WHAT IS EXPECTED -
Transcribe every line exactly and omit anything that is a picture.

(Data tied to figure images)
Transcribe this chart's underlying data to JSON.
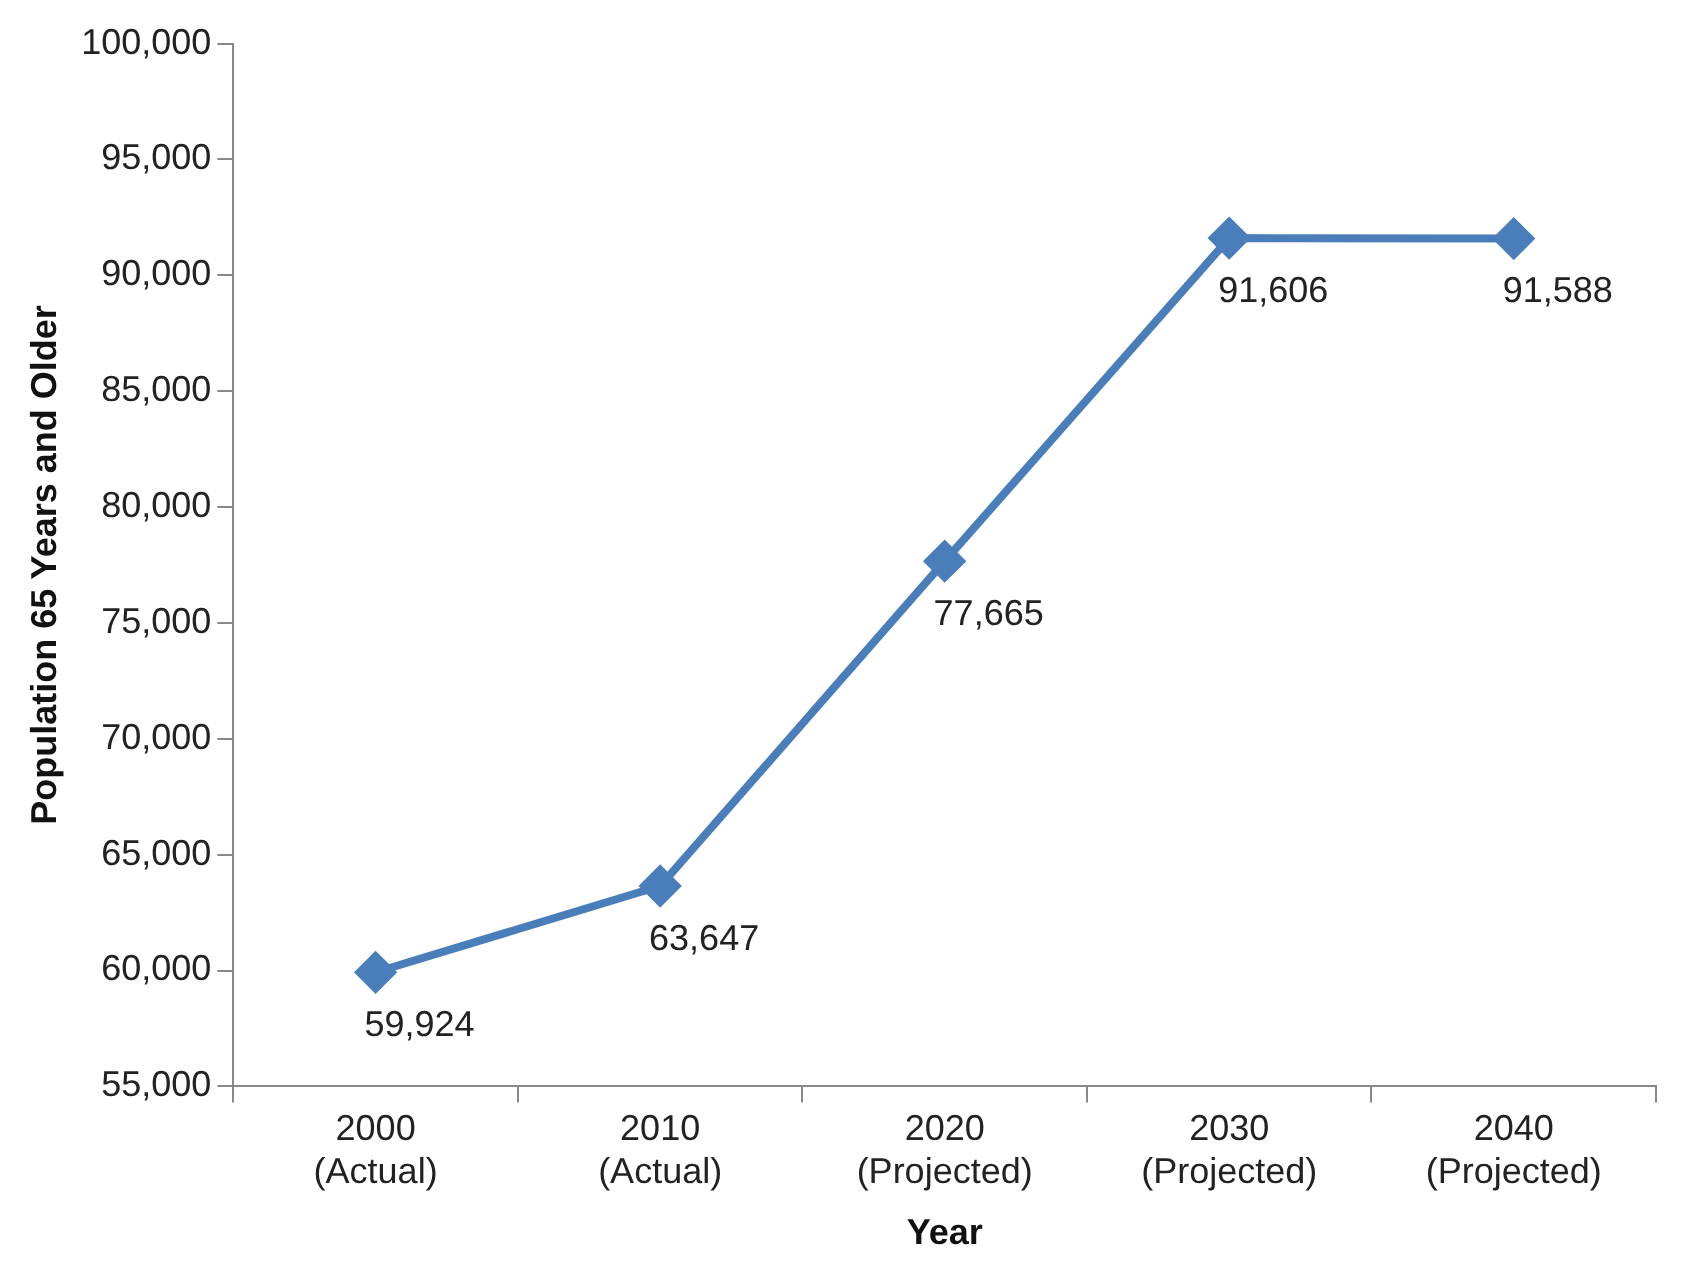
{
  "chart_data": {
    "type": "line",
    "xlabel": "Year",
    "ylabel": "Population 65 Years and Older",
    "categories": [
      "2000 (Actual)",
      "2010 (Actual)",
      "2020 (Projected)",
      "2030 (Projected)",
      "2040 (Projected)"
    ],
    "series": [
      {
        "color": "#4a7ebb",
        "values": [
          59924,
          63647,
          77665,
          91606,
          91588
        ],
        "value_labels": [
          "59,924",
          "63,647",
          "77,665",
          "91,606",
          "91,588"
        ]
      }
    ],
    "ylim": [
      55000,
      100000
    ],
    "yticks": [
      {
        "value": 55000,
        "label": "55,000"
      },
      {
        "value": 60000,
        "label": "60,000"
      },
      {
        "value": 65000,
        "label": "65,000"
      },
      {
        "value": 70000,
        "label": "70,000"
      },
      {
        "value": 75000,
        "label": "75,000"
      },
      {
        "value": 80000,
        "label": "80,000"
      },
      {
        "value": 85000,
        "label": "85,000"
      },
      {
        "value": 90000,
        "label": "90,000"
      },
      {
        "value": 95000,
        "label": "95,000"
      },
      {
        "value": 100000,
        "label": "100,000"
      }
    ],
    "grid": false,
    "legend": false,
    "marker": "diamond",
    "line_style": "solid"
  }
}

TASK RESPONSE -
Transcribe this chart's underlying data to JSON.
{
  "chart_data": {
    "type": "line",
    "xlabel": "Year",
    "ylabel": "Population 65 Years and Older",
    "categories": [
      "2000 (Actual)",
      "2010 (Actual)",
      "2020 (Projected)",
      "2030 (Projected)",
      "2040 (Projected)"
    ],
    "series": [
      {
        "color": "#4a7ebb",
        "values": [
          59924,
          63647,
          77665,
          91606,
          91588
        ],
        "value_labels": [
          "59,924",
          "63,647",
          "77,665",
          "91,606",
          "91,588"
        ]
      }
    ],
    "ylim": [
      55000,
      100000
    ],
    "yticks": [
      {
        "value": 55000,
        "label": "55,000"
      },
      {
        "value": 60000,
        "label": "60,000"
      },
      {
        "value": 65000,
        "label": "65,000"
      },
      {
        "value": 70000,
        "label": "70,000"
      },
      {
        "value": 75000,
        "label": "75,000"
      },
      {
        "value": 80000,
        "label": "80,000"
      },
      {
        "value": 85000,
        "label": "85,000"
      },
      {
        "value": 90000,
        "label": "90,000"
      },
      {
        "value": 95000,
        "label": "95,000"
      },
      {
        "value": 100000,
        "label": "100,000"
      }
    ],
    "grid": false,
    "legend": false,
    "marker": "diamond",
    "line_style": "solid"
  }
}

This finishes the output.